Task to complete: Leaving out the images, repeat all the lines below exactly.
==== Supplied data
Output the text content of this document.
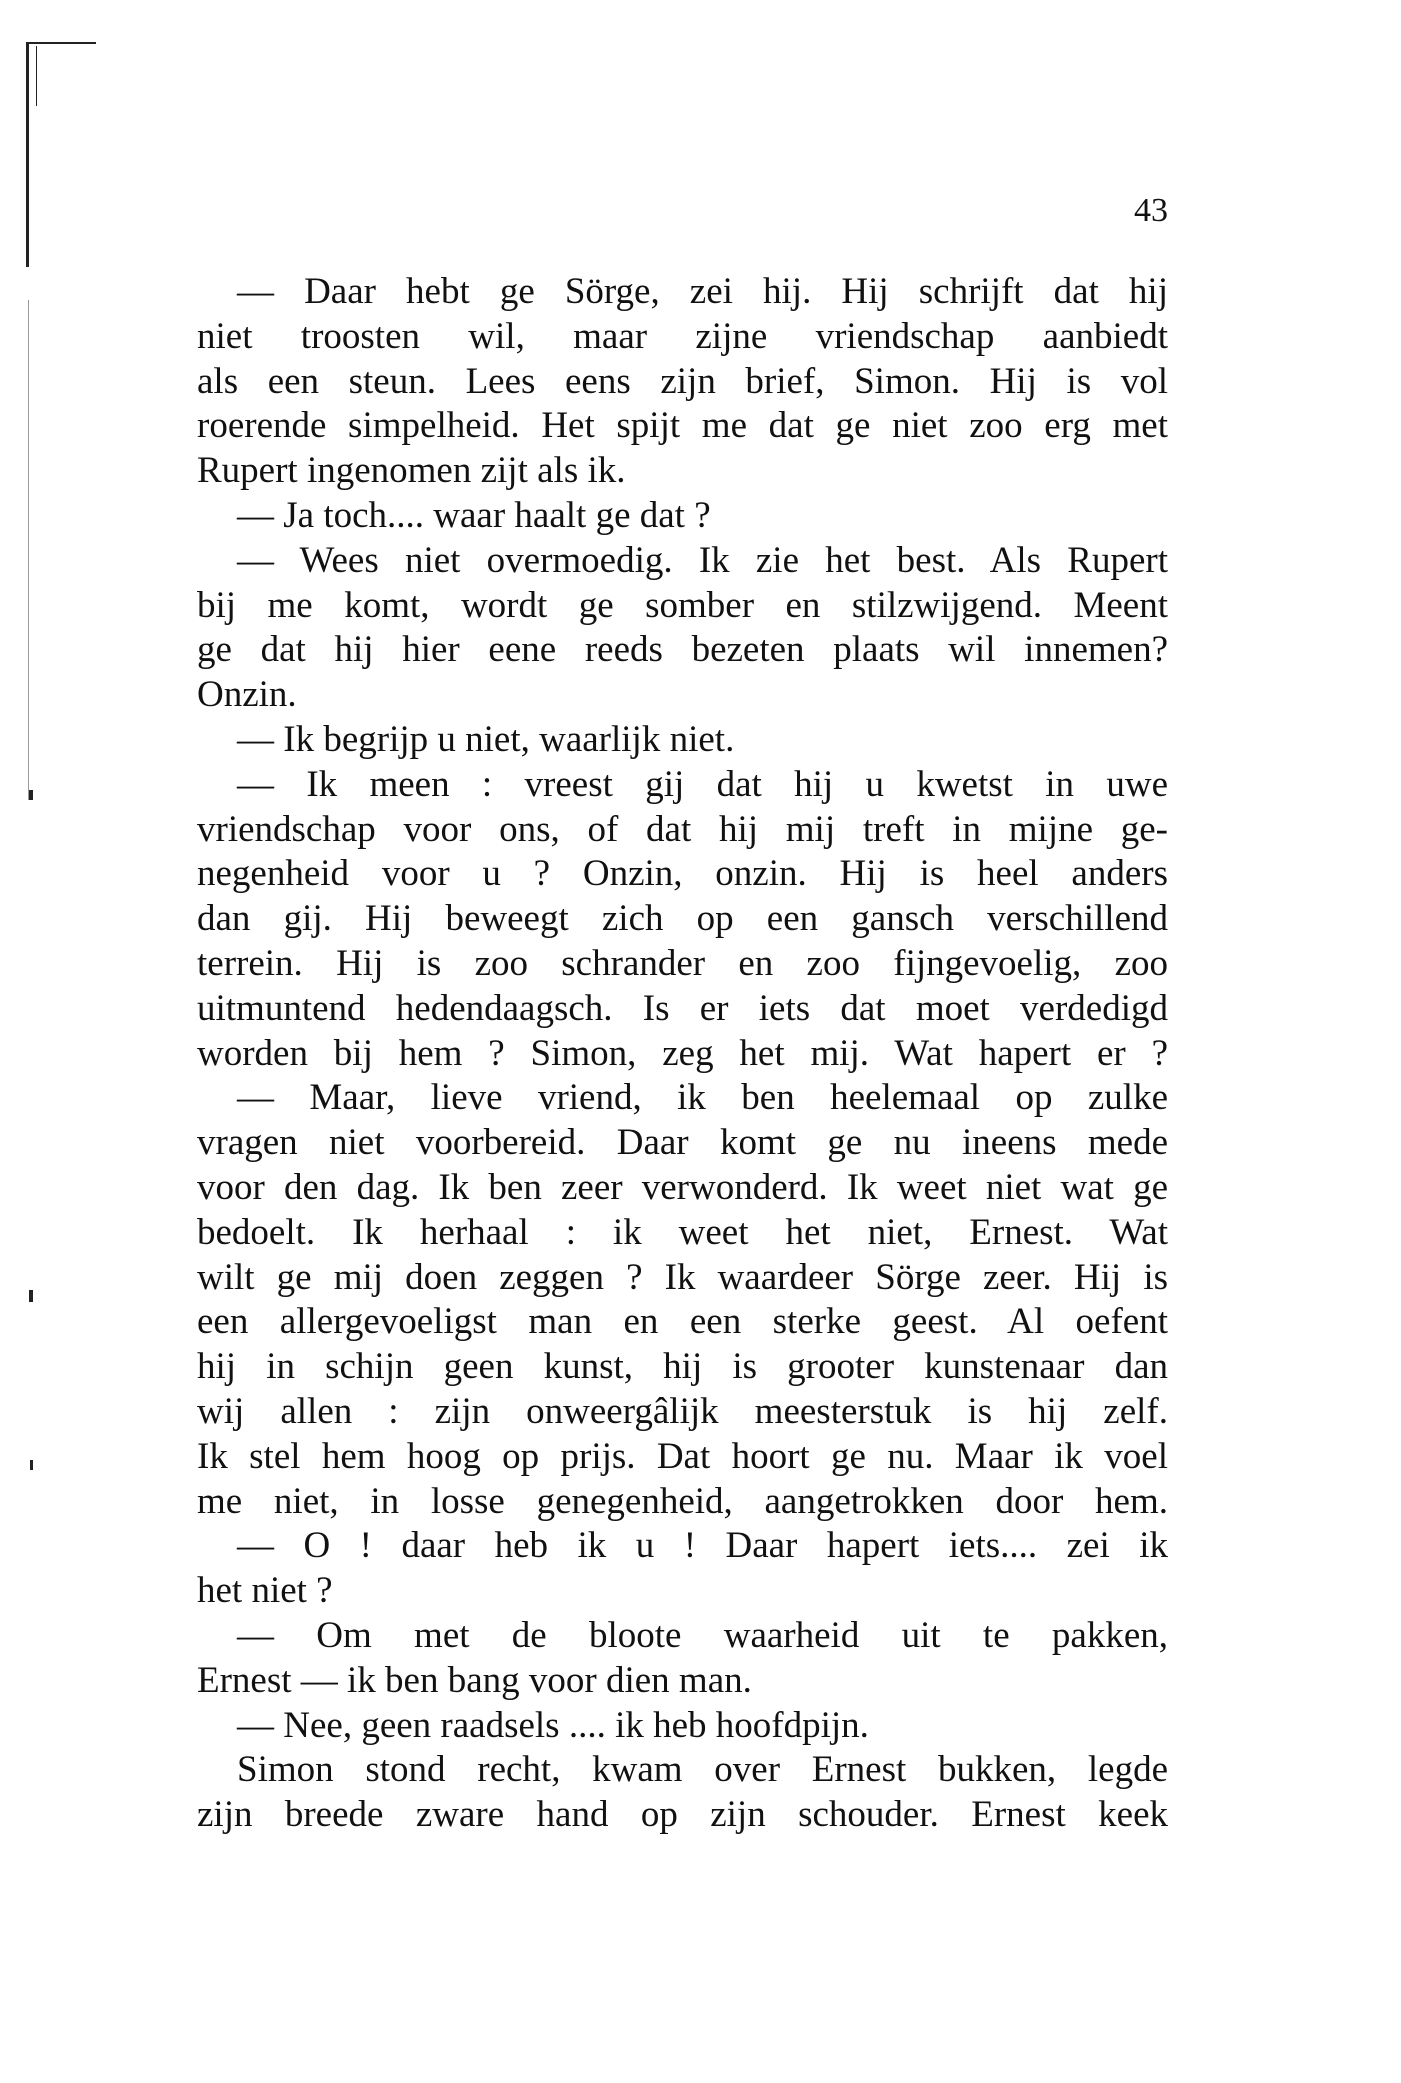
43
— Daar hebt ge Sörge, zei hij. Hij schrijft dat hij
niet troosten wil, maar zijne vriendschap aanbiedt
als een steun. Lees eens zijn brief, Simon. Hij is vol
roerende simpelheid. Het spijt me dat ge niet zoo erg met
Rupert ingenomen zijt als ik.
— Ja toch.... waar haalt ge dat ?
— Wees niet overmoedig. Ik zie het best. Als Rupert
bij me komt, wordt ge somber en stilzwijgend. Meent
ge dat hij hier eene reeds bezeten plaats wil innemen?
Onzin.
— Ik begrijp u niet, waarlijk niet.
— Ik meen : vreest gij dat hij u kwetst in uwe
vriendschap voor ons, of dat hij mij treft in mijne ge-
negenheid voor u ? Onzin, onzin. Hij is heel anders
dan gij. Hij beweegt zich op een gansch verschillend
terrein. Hij is zoo schrander en zoo fijngevoelig, zoo
uitmuntend hedendaagsch. Is er iets dat moet verdedigd
worden bij hem ? Simon, zeg het mij. Wat hapert er ?
— Maar, lieve vriend, ik ben heelemaal op zulke
vragen niet voorbereid. Daar komt ge nu ineens mede
voor den dag. Ik ben zeer verwonderd. Ik weet niet wat ge
bedoelt. Ik herhaal : ik weet het niet, Ernest. Wat
wilt ge mij doen zeggen ? Ik waardeer Sörge zeer. Hij is
een allergevoeligst man en een sterke geest. Al oefent
hij in schijn geen kunst, hij is grooter kunstenaar dan
wij allen : zijn onweergâlijk meesterstuk is hij zelf.
Ik stel hem hoog op prijs. Dat hoort ge nu. Maar ik voel
me niet, in losse genegenheid, aangetrokken door hem.
— O ! daar heb ik u ! Daar hapert iets.... zei ik
het niet ?
— Om met de bloote waarheid uit te pakken,
Ernest — ik ben bang voor dien man.
— Nee, geen raadsels .... ik heb hoofdpijn.
Simon stond recht, kwam over Ernest bukken, legde
zijn breede zware hand op zijn schouder. Ernest keek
========
Response box:
Output the text content of this document.
43
— Daar hebt ge Sörge, zei hij. Hij schrijft dat hij
niet troosten wil, maar zijne vriendschap aanbiedt
als een steun. Lees eens zijn brief, Simon. Hij is vol
roerende simpelheid. Het spijt me dat ge niet zoo erg met
Rupert ingenomen zijt als ik.
— Ja toch.... waar haalt ge dat ?
— Wees niet overmoedig. Ik zie het best. Als Rupert
bij me komt, wordt ge somber en stilzwijgend. Meent
ge dat hij hier eene reeds bezeten plaats wil innemen?
Onzin.
— Ik begrijp u niet, waarlijk niet.
— Ik meen : vreest gij dat hij u kwetst in uwe
vriendschap voor ons, of dat hij mij treft in mijne ge-
negenheid voor u ? Onzin, onzin. Hij is heel anders
dan gij. Hij beweegt zich op een gansch verschillend
terrein. Hij is zoo schrander en zoo fijngevoelig, zoo
uitmuntend hedendaagsch. Is er iets dat moet verdedigd
worden bij hem ? Simon, zeg het mij. Wat hapert er ?
— Maar, lieve vriend, ik ben heelemaal op zulke
vragen niet voorbereid. Daar komt ge nu ineens mede
voor den dag. Ik ben zeer verwonderd. Ik weet niet wat ge
bedoelt. Ik herhaal : ik weet het niet, Ernest. Wat
wilt ge mij doen zeggen ? Ik waardeer Sörge zeer. Hij is
een allergevoeligst man en een sterke geest. Al oefent
hij in schijn geen kunst, hij is grooter kunstenaar dan
wij allen : zijn onweergâlijk meesterstuk is hij zelf.
Ik stel hem hoog op prijs. Dat hoort ge nu. Maar ik voel
me niet, in losse genegenheid, aangetrokken door hem.
— O ! daar heb ik u ! Daar hapert iets.... zei ik
het niet ?
— Om met de bloote waarheid uit te pakken,
Ernest — ik ben bang voor dien man.
— Nee, geen raadsels .... ik heb hoofdpijn.
Simon stond recht, kwam over Ernest bukken, legde
zijn breede zware hand op zijn schouder. Ernest keek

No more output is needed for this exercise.